* **TRY IT**: A faithful copy is required: transcribe each line below exactly, minus the pictures.

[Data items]
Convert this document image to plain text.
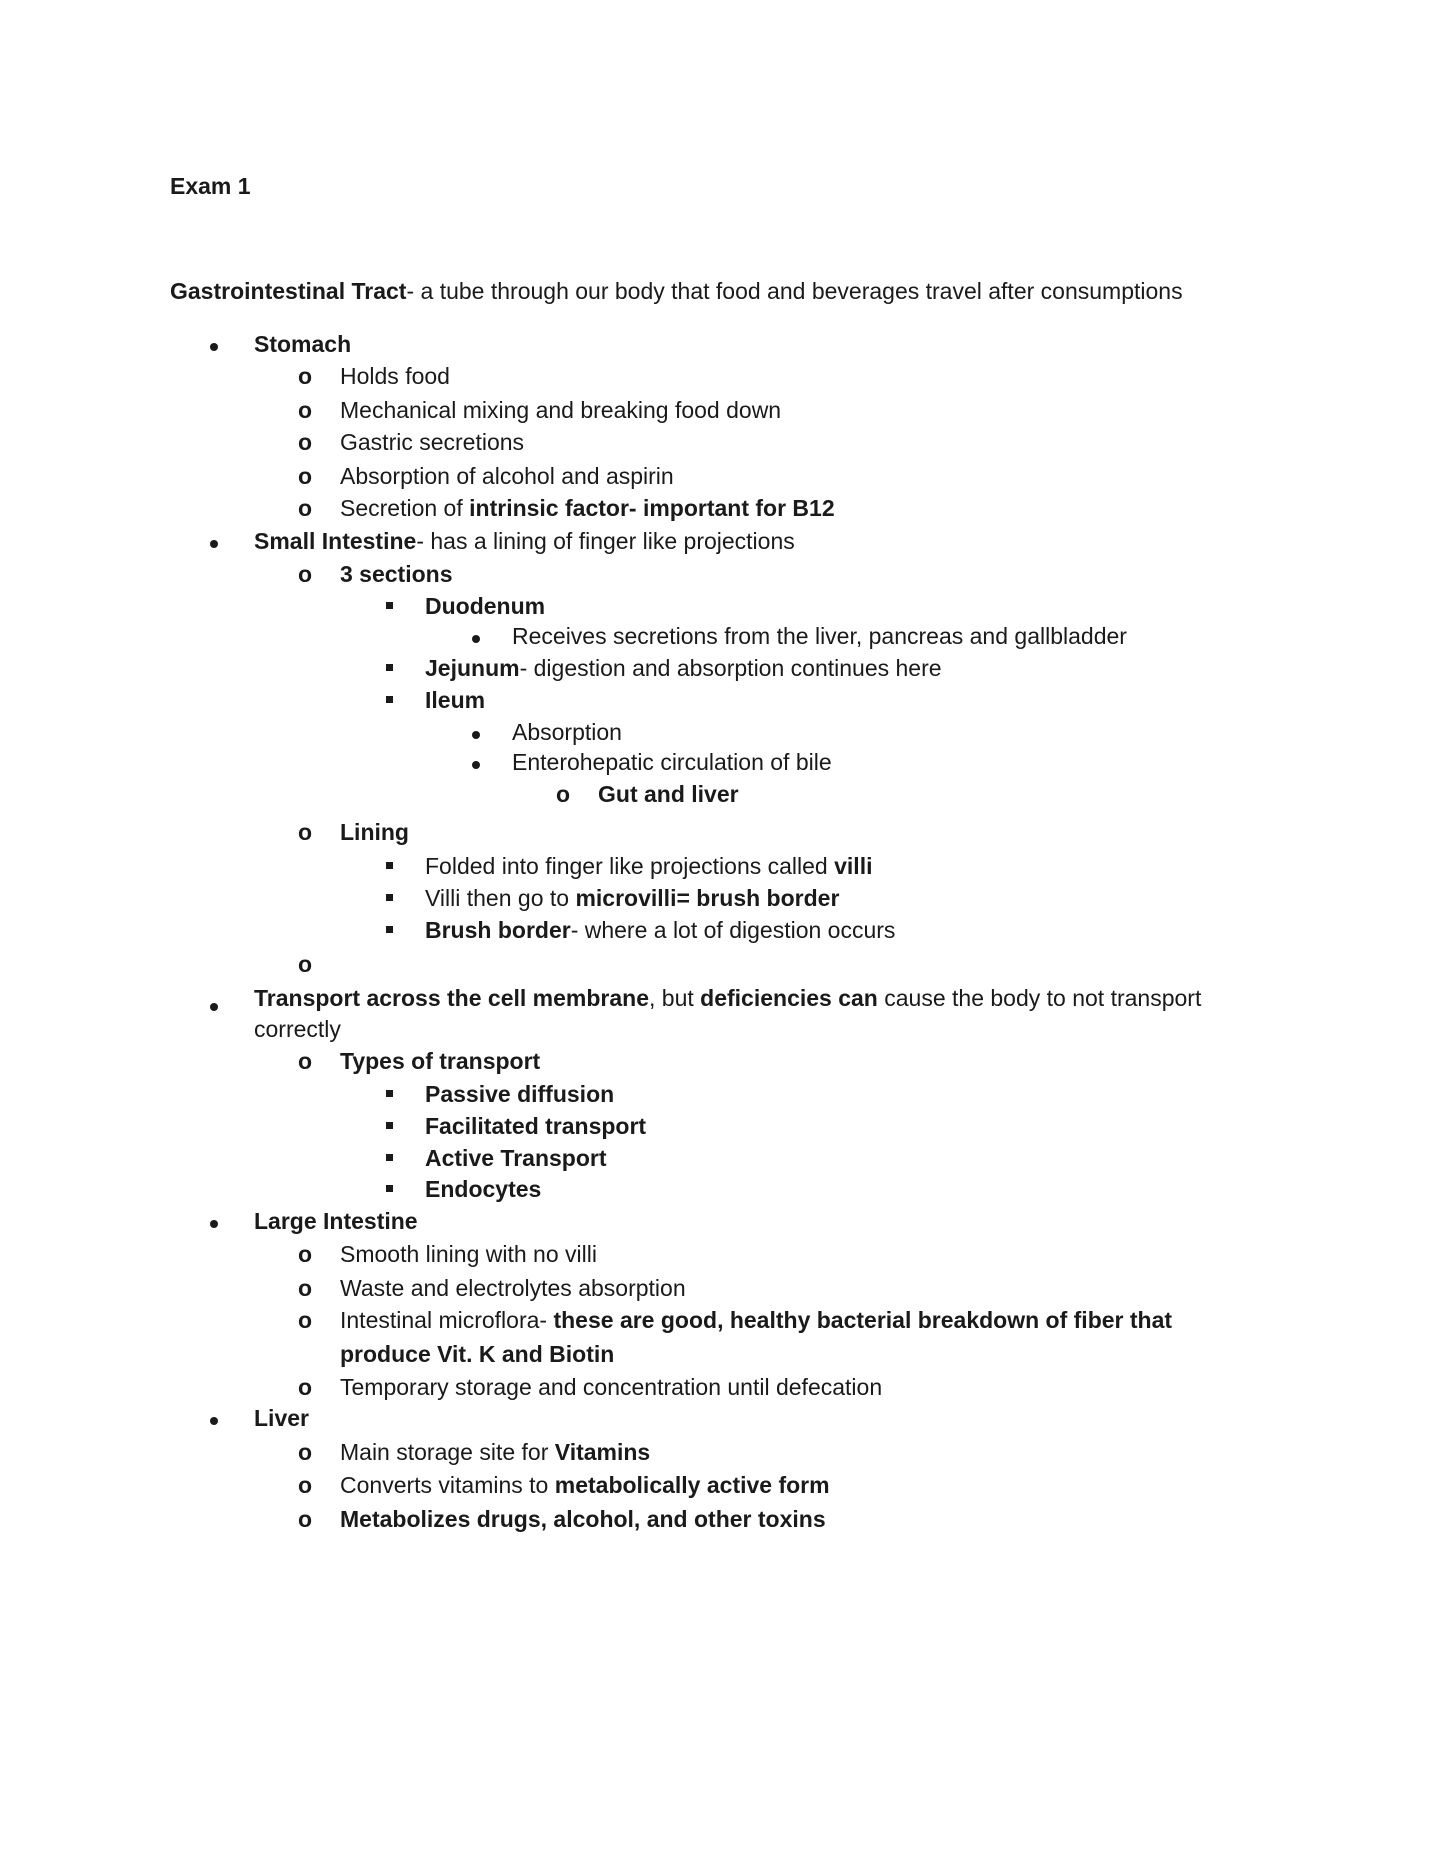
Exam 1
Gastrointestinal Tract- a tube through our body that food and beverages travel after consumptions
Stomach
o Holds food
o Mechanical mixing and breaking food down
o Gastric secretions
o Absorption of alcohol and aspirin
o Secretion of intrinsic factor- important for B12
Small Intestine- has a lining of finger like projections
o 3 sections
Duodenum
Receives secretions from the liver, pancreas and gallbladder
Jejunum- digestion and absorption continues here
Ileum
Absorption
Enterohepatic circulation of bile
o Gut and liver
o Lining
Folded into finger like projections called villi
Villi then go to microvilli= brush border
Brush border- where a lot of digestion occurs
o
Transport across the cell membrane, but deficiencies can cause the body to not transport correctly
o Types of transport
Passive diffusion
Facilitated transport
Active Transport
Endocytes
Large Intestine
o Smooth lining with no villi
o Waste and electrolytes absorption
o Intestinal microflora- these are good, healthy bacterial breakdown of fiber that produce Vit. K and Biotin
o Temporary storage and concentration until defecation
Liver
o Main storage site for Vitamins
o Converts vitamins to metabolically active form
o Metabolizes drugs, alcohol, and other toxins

* **EXERCISE RESULT**:
Convert this document image to plain text.
Exam 1
Gastrointestinal Tract- a tube through our body that food and beverages travel after consumptions
Stomach
o Holds food
o Mechanical mixing and breaking food down
o Gastric secretions
o Absorption of alcohol and aspirin
o Secretion of intrinsic factor- important for B12
Small Intestine- has a lining of finger like projections
o 3 sections
Duodenum
Receives secretions from the liver, pancreas and gallbladder
Jejunum- digestion and absorption continues here
Ileum
Absorption
Enterohepatic circulation of bile
o Gut and liver
o Lining
Folded into finger like projections called villi
Villi then go to microvilli= brush border
Brush border- where a lot of digestion occurs
o
Transport across the cell membrane, but deficiencies can cause the body to not transport correctly
o Types of transport
Passive diffusion
Facilitated transport
Active Transport
Endocytes
Large Intestine
o Smooth lining with no villi
o Waste and electrolytes absorption
o Intestinal microflora- these are good, healthy bacterial breakdown of fiber that produce Vit. K and Biotin
o Temporary storage and concentration until defecation
Liver
o Main storage site for Vitamins
o Converts vitamins to metabolically active form
o Metabolizes drugs, alcohol, and other toxins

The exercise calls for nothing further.